Lines of data
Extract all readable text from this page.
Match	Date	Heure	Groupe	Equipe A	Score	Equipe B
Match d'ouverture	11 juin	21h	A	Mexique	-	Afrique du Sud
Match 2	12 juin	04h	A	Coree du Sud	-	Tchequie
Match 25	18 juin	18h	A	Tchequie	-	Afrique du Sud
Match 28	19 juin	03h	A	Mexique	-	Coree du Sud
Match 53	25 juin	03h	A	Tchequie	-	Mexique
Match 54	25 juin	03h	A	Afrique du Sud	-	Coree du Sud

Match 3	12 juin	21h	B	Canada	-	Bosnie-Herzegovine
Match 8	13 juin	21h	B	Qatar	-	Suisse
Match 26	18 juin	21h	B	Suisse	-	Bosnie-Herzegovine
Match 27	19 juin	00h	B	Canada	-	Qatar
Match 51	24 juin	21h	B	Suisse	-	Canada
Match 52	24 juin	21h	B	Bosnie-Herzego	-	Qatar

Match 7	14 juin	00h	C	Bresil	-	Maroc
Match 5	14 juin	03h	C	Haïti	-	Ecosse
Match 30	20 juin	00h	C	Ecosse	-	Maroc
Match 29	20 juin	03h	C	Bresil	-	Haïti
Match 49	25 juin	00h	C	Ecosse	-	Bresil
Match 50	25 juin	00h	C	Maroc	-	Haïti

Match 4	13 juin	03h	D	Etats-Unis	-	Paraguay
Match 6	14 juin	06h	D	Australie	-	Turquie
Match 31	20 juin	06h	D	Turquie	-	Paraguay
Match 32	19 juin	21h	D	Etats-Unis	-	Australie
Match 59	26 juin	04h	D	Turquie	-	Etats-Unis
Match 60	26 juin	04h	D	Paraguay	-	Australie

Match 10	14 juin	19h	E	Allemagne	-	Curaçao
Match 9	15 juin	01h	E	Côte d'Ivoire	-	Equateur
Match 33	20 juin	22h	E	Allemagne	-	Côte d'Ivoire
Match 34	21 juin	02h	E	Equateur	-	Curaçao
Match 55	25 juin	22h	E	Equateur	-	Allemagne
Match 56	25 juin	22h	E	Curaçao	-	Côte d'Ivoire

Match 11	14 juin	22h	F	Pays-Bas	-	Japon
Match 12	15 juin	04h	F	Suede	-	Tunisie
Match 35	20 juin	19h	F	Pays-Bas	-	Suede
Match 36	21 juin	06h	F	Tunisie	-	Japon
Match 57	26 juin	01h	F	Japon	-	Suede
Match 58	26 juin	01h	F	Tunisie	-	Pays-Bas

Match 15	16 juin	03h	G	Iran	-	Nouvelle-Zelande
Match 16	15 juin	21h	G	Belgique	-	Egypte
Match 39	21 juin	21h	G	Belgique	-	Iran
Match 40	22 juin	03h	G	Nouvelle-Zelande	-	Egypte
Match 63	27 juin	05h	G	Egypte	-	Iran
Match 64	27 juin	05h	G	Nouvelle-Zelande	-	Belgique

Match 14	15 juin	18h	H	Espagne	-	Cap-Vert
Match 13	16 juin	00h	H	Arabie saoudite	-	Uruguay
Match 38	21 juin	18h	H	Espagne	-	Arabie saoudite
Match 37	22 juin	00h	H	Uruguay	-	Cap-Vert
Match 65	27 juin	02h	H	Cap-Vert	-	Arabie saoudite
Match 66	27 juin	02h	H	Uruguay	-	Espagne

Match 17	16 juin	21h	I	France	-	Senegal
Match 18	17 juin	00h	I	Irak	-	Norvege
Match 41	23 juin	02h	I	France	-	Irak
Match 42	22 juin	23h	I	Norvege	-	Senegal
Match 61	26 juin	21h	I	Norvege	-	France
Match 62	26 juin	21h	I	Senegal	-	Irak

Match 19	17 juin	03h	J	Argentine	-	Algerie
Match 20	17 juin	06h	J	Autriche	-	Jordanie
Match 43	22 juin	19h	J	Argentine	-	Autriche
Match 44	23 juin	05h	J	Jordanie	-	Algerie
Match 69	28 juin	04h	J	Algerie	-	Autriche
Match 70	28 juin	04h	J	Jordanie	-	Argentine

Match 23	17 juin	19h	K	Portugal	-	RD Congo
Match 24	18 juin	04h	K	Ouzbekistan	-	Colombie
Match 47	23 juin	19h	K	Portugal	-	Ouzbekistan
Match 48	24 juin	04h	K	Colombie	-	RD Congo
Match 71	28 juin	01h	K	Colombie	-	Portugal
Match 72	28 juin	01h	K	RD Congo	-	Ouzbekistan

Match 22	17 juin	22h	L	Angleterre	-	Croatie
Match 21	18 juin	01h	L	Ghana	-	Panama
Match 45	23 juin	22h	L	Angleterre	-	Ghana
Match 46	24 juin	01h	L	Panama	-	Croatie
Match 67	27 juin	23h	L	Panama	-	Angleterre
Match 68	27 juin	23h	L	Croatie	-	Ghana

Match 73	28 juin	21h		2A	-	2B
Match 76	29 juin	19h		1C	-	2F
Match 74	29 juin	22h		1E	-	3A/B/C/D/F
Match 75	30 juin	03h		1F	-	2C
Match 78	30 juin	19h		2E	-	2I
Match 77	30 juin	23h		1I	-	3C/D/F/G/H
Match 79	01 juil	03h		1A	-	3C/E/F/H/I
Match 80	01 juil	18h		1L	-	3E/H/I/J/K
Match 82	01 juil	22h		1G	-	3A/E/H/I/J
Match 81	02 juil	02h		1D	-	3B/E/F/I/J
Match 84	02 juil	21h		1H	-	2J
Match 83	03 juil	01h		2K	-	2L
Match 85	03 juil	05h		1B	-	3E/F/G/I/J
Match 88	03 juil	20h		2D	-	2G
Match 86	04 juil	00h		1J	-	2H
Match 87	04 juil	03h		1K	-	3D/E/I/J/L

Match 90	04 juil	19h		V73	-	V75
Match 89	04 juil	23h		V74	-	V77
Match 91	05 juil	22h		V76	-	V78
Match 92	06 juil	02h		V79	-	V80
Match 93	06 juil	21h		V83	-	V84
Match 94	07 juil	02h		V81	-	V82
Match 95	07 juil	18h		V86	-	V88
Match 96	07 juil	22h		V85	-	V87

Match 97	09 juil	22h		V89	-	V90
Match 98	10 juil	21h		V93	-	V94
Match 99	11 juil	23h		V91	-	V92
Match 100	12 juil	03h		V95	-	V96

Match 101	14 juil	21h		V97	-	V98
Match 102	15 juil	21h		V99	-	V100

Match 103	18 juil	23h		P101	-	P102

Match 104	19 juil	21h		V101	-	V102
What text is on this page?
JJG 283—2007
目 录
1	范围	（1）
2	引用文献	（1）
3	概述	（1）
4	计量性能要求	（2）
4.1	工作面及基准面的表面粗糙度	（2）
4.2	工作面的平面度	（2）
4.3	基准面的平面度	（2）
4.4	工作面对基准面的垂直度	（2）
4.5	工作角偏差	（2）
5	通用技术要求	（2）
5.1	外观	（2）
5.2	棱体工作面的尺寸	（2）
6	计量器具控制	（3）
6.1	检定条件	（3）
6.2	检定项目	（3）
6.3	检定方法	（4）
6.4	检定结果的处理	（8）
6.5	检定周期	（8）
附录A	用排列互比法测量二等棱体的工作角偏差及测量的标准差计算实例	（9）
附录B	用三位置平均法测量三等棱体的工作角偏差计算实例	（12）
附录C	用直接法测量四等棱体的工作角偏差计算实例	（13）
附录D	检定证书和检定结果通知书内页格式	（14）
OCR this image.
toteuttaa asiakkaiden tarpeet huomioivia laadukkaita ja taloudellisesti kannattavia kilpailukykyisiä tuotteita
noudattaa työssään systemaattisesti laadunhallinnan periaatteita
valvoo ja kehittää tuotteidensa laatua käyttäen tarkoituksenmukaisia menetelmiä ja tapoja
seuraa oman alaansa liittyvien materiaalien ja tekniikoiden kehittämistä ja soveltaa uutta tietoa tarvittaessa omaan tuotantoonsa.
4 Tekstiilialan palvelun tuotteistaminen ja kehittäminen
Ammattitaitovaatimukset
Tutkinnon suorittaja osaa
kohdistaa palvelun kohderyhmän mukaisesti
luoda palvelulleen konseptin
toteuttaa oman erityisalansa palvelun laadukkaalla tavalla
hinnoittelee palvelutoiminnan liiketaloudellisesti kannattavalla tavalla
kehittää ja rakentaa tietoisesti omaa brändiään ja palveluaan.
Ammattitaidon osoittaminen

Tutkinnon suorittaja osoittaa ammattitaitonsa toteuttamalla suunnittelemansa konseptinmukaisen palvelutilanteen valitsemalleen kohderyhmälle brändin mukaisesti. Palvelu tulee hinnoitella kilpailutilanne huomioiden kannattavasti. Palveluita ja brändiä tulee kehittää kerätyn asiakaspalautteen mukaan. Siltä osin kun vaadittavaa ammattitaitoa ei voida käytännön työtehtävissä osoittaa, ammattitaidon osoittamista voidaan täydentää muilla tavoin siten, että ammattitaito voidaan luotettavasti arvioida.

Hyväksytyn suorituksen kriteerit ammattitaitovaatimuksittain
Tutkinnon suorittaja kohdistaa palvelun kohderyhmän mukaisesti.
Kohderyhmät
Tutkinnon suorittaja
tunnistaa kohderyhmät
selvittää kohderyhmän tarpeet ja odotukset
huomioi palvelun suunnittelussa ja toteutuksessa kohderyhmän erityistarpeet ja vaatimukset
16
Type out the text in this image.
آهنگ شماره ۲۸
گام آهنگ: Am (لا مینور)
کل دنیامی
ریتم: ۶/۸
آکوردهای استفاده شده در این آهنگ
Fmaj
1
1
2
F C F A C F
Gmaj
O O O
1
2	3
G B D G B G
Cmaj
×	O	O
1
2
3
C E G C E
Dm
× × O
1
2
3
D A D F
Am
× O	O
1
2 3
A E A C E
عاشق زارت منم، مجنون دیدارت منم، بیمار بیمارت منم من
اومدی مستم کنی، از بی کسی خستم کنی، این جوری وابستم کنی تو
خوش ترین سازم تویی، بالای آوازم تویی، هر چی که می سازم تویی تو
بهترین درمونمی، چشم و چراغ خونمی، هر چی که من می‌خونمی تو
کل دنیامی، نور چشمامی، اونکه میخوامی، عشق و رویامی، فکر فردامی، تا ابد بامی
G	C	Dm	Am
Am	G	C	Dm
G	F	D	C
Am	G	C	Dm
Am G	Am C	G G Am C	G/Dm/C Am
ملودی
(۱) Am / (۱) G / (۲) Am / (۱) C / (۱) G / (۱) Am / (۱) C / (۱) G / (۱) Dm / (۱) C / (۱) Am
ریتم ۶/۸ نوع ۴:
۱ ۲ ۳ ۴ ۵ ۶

**EXERCISE:**
Gather and copy every line of the data in which the string "Etats" is found.

**OUTPUT BELOW:**
Match 4	13 juin	03h	D	Etats-Unis	-	Paraguay
Match 32	19 juin	21h	D	Etats-Unis	-	Australie
Match 59	26 juin	04h	D	Turquie	-	Etats-Unis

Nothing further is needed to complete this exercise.